_Work to do_. Your task is to restate the data word for word.

^^^^^^^^

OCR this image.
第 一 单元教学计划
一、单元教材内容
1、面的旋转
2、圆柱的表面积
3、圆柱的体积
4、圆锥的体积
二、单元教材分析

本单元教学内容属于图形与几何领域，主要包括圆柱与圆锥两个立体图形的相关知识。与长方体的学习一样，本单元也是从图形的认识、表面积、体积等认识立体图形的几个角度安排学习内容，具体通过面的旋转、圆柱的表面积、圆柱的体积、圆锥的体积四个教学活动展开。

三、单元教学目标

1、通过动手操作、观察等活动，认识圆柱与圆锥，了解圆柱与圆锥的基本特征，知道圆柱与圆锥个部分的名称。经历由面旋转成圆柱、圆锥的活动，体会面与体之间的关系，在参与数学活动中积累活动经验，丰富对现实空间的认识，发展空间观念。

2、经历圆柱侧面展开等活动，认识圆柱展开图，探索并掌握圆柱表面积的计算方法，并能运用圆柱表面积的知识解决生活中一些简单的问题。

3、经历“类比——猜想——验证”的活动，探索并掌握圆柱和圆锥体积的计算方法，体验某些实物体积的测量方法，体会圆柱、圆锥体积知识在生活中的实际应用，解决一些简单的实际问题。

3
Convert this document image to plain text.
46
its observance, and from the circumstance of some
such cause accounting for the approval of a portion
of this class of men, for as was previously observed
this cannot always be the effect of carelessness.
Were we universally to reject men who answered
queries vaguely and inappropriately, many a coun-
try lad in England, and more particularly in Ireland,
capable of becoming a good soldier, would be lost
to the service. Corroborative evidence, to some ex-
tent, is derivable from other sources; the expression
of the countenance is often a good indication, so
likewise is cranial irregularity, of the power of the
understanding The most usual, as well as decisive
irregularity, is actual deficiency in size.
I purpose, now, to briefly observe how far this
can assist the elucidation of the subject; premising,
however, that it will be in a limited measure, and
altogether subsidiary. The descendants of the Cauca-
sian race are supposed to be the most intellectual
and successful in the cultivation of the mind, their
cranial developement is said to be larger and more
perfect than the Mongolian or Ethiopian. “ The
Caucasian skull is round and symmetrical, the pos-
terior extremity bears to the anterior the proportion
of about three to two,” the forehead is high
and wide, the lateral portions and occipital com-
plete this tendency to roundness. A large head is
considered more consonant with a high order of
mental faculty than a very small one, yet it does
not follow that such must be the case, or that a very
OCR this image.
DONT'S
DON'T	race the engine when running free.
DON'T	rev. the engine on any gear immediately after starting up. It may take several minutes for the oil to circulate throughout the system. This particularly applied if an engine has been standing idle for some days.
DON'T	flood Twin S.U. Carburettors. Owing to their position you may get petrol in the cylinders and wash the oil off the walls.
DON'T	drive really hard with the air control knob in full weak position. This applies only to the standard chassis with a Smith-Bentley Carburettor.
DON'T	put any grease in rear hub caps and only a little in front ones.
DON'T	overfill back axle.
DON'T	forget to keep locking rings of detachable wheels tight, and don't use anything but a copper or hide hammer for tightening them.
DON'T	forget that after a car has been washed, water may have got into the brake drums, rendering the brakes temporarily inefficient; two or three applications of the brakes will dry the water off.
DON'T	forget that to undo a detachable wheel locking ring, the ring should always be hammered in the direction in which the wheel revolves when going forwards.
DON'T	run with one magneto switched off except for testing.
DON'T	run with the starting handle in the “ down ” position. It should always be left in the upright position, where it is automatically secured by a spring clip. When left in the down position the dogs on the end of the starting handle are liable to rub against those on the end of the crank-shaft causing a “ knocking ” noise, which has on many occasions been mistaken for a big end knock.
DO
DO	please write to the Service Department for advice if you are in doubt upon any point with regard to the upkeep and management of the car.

^^^^^^^^

_Complete output_.
OCR this image.
第 一 单元教学计划
一、单元教材内容
1、面的旋转
2、圆柱的表面积
3、圆柱的体积
4、圆锥的体积
二、单元教材分析

本单元教学内容属于图形与几何领域，主要包括圆柱与圆锥两个立体图形的相关知识。与长方体的学习一样，本单元也是从图形的认识、表面积、体积等认识立体图形的几个角度安排学习内容，具体通过面的旋转、圆柱的表面积、圆柱的体积、圆锥的体积四个教学活动展开。

三、单元教学目标

1、通过动手操作、观察等活动，认识圆柱与圆锥，了解圆柱与圆锥的基本特征，知道圆柱与圆锥个部分的名称。经历由面旋转成圆柱、圆锥的活动，体会面与体之间的关系，在参与数学活动中积累活动经验，丰富对现实空间的认识，发展空间观念。

2、经历圆柱侧面展开等活动，认识圆柱展开图，探索并掌握圆柱表面积的计算方法，并能运用圆柱表面积的知识解决生活中一些简单的问题。

3、经历“类比——猜想——验证”的活动，探索并掌握圆柱和圆锥体积的计算方法，体验某些实物体积的测量方法，体会圆柱、圆锥体积知识在生活中的实际应用，解决一些简单的实际问题。

3
Convert this document image to plain text.
46
its observance, and from the circumstance of some
such cause accounting for the approval of a portion
of this class of men, for as was previously observed
this cannot always be the effect of carelessness.
Were we universally to reject men who answered
queries vaguely and inappropriately, many a coun-
try lad in England, and more particularly in Ireland,
capable of becoming a good soldier, would be lost
to the service. Corroborative evidence, to some ex-
tent, is derivable from other sources; the expression
of the countenance is often a good indication, so
likewise is cranial irregularity, of the power of the
understanding The most usual, as well as decisive
irregularity, is actual deficiency in size.
I purpose, now, to briefly observe how far this
can assist the elucidation of the subject; premising,
however, that it will be in a limited measure, and
altogether subsidiary. The descendants of the Cauca-
sian race are supposed to be the most intellectual
and successful in the cultivation of the mind, their
cranial developement is said to be larger and more
perfect than the Mongolian or Ethiopian. “ The
Caucasian skull is round and symmetrical, the pos-
terior extremity bears to the anterior the proportion
of about three to two,” the forehead is high
and wide, the lateral portions and occipital com-
plete this tendency to roundness. A large head is
considered more consonant with a high order of
mental faculty than a very small one, yet it does
not follow that such must be the case, or that a very
OCR this image.
DONT'S
DON'T	race the engine when running free.
DON'T	rev. the engine on any gear immediately after starting up. It may take several minutes for the oil to circulate throughout the system. This particularly applied if an engine has been standing idle for some days.
DON'T	flood Twin S.U. Carburettors. Owing to their position you may get petrol in the cylinders and wash the oil off the walls.
DON'T	drive really hard with the air control knob in full weak position. This applies only to the standard chassis with a Smith-Bentley Carburettor.
DON'T	put any grease in rear hub caps and only a little in front ones.
DON'T	overfill back axle.
DON'T	forget to keep locking rings of detachable wheels tight, and don't use anything but a copper or hide hammer for tightening them.
DON'T	forget that after a car has been washed, water may have got into the brake drums, rendering the brakes temporarily inefficient; two or three applications of the brakes will dry the water off.
DON'T	forget that to undo a detachable wheel locking ring, the ring should always be hammered in the direction in which the wheel revolves when going forwards.
DON'T	run with one magneto switched off except for testing.
DON'T	run with the starting handle in the “ down ” position. It should always be left in the upright position, where it is automatically secured by a spring clip. When left in the down position the dogs on the end of the starting handle are liable to rub against those on the end of the crank-shaft causing a “ knocking ” noise, which has on many occasions been mistaken for a big end knock.
DO
DO	please write to the Service Department for advice if you are in doubt upon any point with regard to the upkeep and management of the car.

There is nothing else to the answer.